*Records for this task*
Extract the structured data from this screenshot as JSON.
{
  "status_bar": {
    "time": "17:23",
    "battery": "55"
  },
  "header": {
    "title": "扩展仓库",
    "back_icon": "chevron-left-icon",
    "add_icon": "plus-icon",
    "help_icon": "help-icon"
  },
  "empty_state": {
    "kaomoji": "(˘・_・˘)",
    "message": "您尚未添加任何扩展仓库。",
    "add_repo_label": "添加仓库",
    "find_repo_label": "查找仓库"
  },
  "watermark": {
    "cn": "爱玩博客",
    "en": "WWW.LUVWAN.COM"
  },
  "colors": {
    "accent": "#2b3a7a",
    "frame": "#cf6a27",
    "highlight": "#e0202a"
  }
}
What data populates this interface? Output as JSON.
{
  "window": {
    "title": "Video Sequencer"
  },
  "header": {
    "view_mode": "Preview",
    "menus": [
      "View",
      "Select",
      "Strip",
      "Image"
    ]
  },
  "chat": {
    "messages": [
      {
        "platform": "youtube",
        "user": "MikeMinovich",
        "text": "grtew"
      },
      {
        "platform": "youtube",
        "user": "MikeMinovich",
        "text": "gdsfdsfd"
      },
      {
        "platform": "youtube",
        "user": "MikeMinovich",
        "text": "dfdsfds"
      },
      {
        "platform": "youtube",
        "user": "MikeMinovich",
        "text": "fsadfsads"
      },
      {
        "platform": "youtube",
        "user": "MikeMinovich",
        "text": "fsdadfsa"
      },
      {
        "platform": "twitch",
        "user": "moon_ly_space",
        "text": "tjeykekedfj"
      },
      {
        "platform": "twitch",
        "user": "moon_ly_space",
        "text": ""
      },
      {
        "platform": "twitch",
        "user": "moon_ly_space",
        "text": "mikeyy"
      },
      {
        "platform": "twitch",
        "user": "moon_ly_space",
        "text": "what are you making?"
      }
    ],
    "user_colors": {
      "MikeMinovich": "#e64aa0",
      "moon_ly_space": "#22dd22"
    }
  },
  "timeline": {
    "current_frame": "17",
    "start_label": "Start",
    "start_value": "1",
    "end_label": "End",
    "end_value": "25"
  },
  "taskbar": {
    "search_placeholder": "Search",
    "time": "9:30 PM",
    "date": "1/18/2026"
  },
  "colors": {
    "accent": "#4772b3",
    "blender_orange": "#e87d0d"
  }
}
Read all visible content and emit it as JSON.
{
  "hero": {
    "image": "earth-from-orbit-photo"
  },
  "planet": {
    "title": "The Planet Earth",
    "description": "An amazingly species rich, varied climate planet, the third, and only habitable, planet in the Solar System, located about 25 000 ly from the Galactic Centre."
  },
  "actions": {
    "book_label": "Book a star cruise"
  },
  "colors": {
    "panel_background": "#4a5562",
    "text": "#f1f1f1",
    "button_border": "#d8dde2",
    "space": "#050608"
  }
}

*Task requirements*
Please set down the whole listing above without altering a single line.

*Worked answer*
Extract the structured data from this screenshot as JSON.
{
  "status_bar": {
    "time": "17:23",
    "battery": "55"
  },
  "header": {
    "title": "扩展仓库",
    "back_icon": "chevron-left-icon",
    "add_icon": "plus-icon",
    "help_icon": "help-icon"
  },
  "empty_state": {
    "kaomoji": "(˘・_・˘)",
    "message": "您尚未添加任何扩展仓库。",
    "add_repo_label": "添加仓库",
    "find_repo_label": "查找仓库"
  },
  "watermark": {
    "cn": "爱玩博客",
    "en": "WWW.LUVWAN.COM"
  },
  "colors": {
    "accent": "#2b3a7a",
    "frame": "#cf6a27",
    "highlight": "#e0202a"
  }
}
What data populates this interface? Output as JSON.
{
  "window": {
    "title": "Video Sequencer"
  },
  "header": {
    "view_mode": "Preview",
    "menus": [
      "View",
      "Select",
      "Strip",
      "Image"
    ]
  },
  "chat": {
    "messages": [
      {
        "platform": "youtube",
        "user": "MikeMinovich",
        "text": "grtew"
      },
      {
        "platform": "youtube",
        "user": "MikeMinovich",
        "text": "gdsfdsfd"
      },
      {
        "platform": "youtube",
        "user": "MikeMinovich",
        "text": "dfdsfds"
      },
      {
        "platform": "youtube",
        "user": "MikeMinovich",
        "text": "fsadfsads"
      },
      {
        "platform": "youtube",
        "user": "MikeMinovich",
        "text": "fsdadfsa"
      },
      {
        "platform": "twitch",
        "user": "moon_ly_space",
        "text": "tjeykekedfj"
      },
      {
        "platform": "twitch",
        "user": "moon_ly_space",
        "text": ""
      },
      {
        "platform": "twitch",
        "user": "moon_ly_space",
        "text": "mikeyy"
      },
      {
        "platform": "twitch",
        "user": "moon_ly_space",
        "text": "what are you making?"
      }
    ],
    "user_colors": {
      "MikeMinovich": "#e64aa0",
      "moon_ly_space": "#22dd22"
    }
  },
  "timeline": {
    "current_frame": "17",
    "start_label": "Start",
    "start_value": "1",
    "end_label": "End",
    "end_value": "25"
  },
  "taskbar": {
    "search_placeholder": "Search",
    "time": "9:30 PM",
    "date": "1/18/2026"
  },
  "colors": {
    "accent": "#4772b3",
    "blender_orange": "#e87d0d"
  }
}
Read all visible content and emit it as JSON.
{
  "hero": {
    "image": "earth-from-orbit-photo"
  },
  "planet": {
    "title": "The Planet Earth",
    "description": "An amazingly species rich, varied climate planet, the third, and only habitable, planet in the Solar System, located about 25 000 ly from the Galactic Centre."
  },
  "actions": {
    "book_label": "Book a star cruise"
  },
  "colors": {
    "panel_background": "#4a5562",
    "text": "#f1f1f1",
    "button_border": "#d8dde2",
    "space": "#050608"
  }
}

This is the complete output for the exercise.